(REQUIRED WORK):
Pick out the lines containing "color".

[Part of a data file]
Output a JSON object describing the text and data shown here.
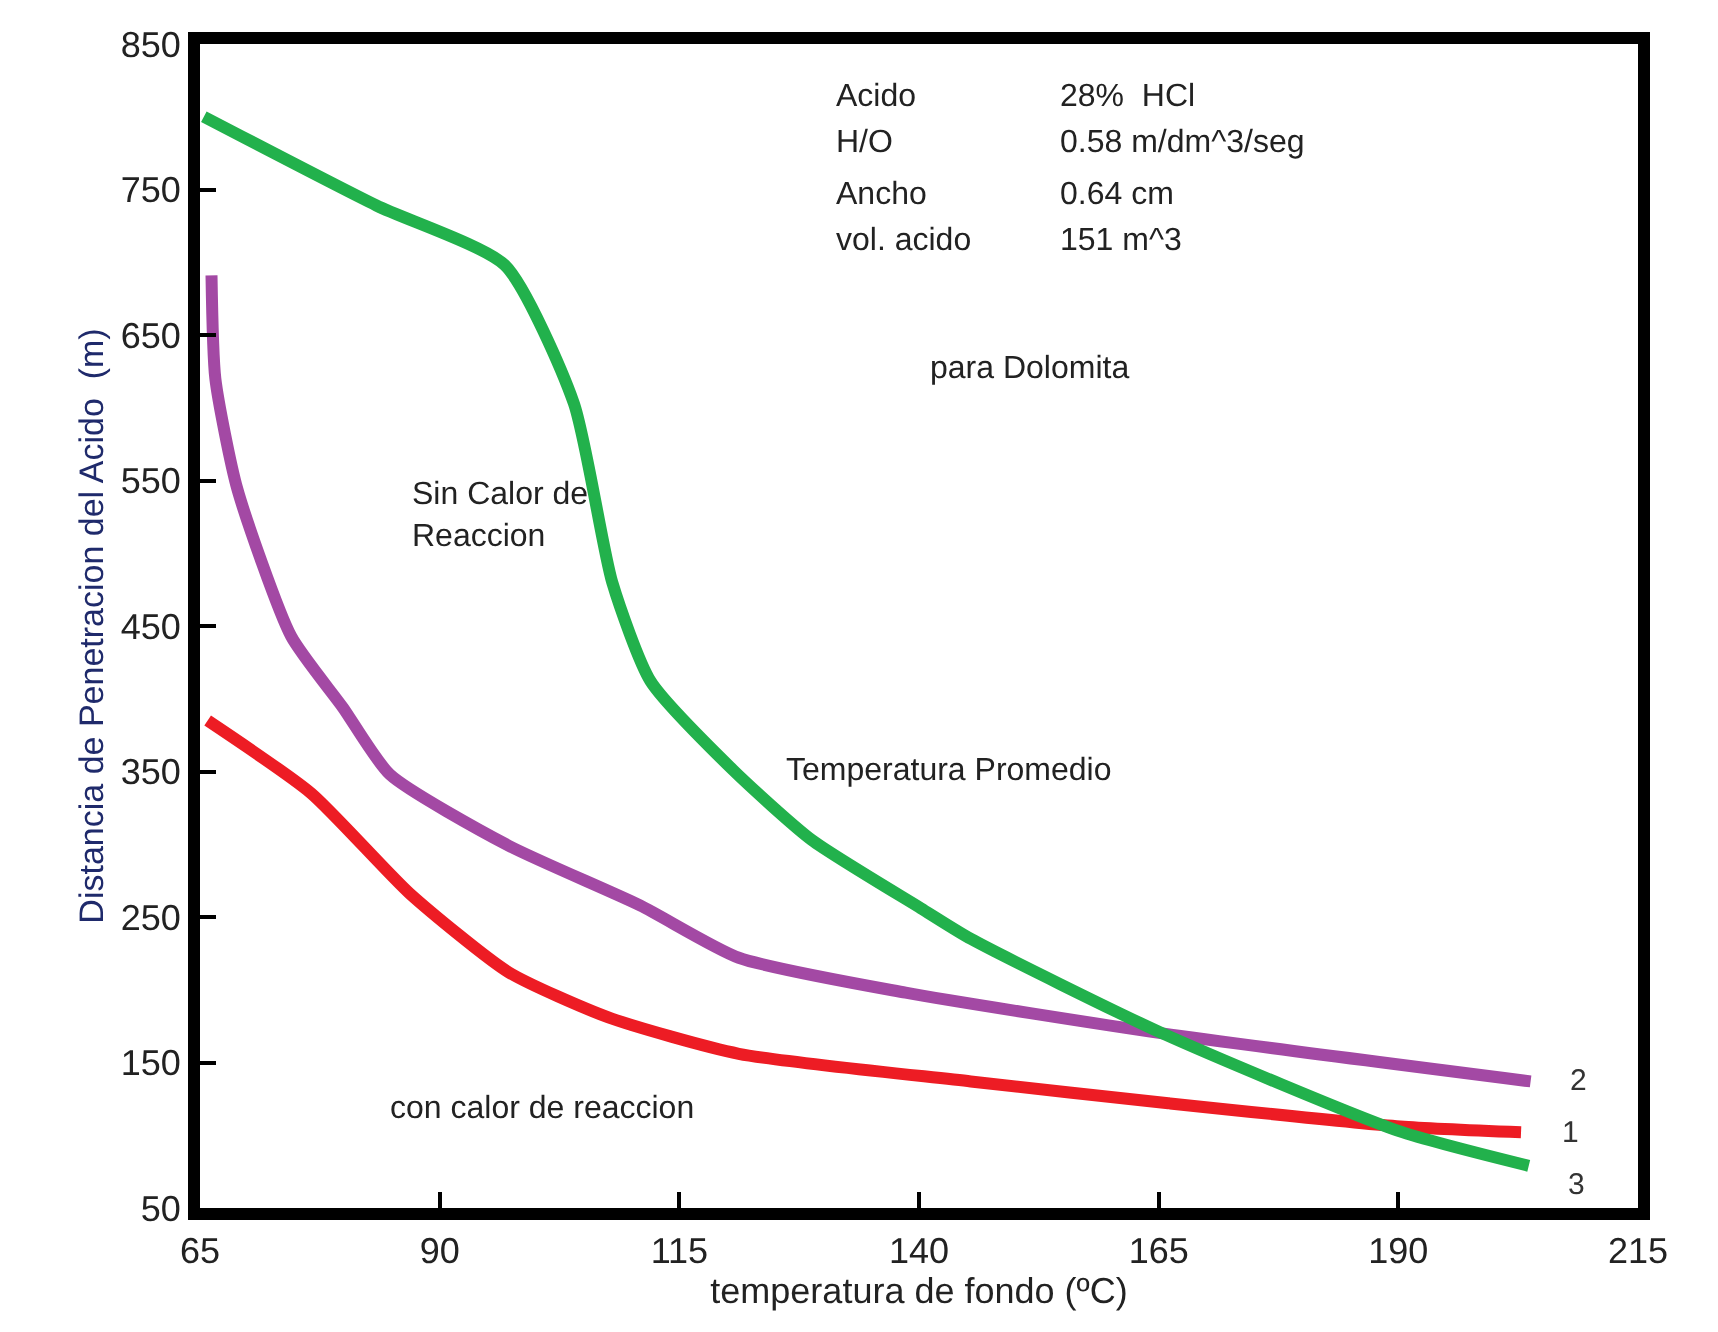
{
  "chart_data": {
    "type": "line",
    "xlabel": "temperatura de fondo (ºC)",
    "ylabel": "Distancia de Penetracion del Acido  (m)",
    "xlim": [
      65,
      215
    ],
    "xticks": [
      65,
      90,
      115,
      140,
      165,
      190,
      215
    ],
    "ylim": [
      50,
      850
    ],
    "yticks": [
      50,
      150,
      250,
      350,
      450,
      550,
      650,
      750,
      850
    ],
    "legend": false,
    "marker": "none",
    "line_style": "solid",
    "series": [
      {
        "name": "1",
        "color": "#ed1c24",
        "x": [
          65.8,
          76.6,
          86.9,
          97.2,
          107.6,
          121.2,
          145.4,
          166,
          190.2,
          202.8
        ],
        "values": [
          385,
          335,
          266,
          212,
          181,
          156,
          137,
          122,
          106,
          102
        ]
      },
      {
        "name": "2",
        "color": "#a349a4",
        "x": [
          66.2,
          66.6,
          68.9,
          74.5,
          79.9,
          84.8,
          97.2,
          110.9,
          121.2,
          138.6,
          165.4,
          203.8
        ],
        "values": [
          691,
          620,
          544,
          443,
          394,
          348,
          299,
          258,
          222,
          198,
          170,
          137
        ]
      },
      {
        "name": "3",
        "color": "#22b14c",
        "x": [
          65.4,
          83.4,
          96.8,
          104,
          108,
          112,
          120.6,
          128.8,
          140.2,
          145.4,
          165.4,
          190,
          203.6
        ],
        "values": [
          800,
          739,
          698,
          603,
          480,
          412,
          351,
          303,
          256,
          235,
          170,
          103,
          79
        ]
      }
    ],
    "annotations": [
      "Acido",
      "28%  HCl",
      "H/O",
      "0.58 m/dm^3/seg",
      "Ancho",
      "0.64 cm",
      "vol. acido",
      "151 m^3",
      "para Dolomita",
      "Sin Calor de\nReaccion",
      "Temperatura Promedio",
      "con calor de reaccion"
    ]
  }
}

(TASK SOLUTION):
        "color": "#ed1c24",
        "color": "#a349a4",
        "color": "#22b14c",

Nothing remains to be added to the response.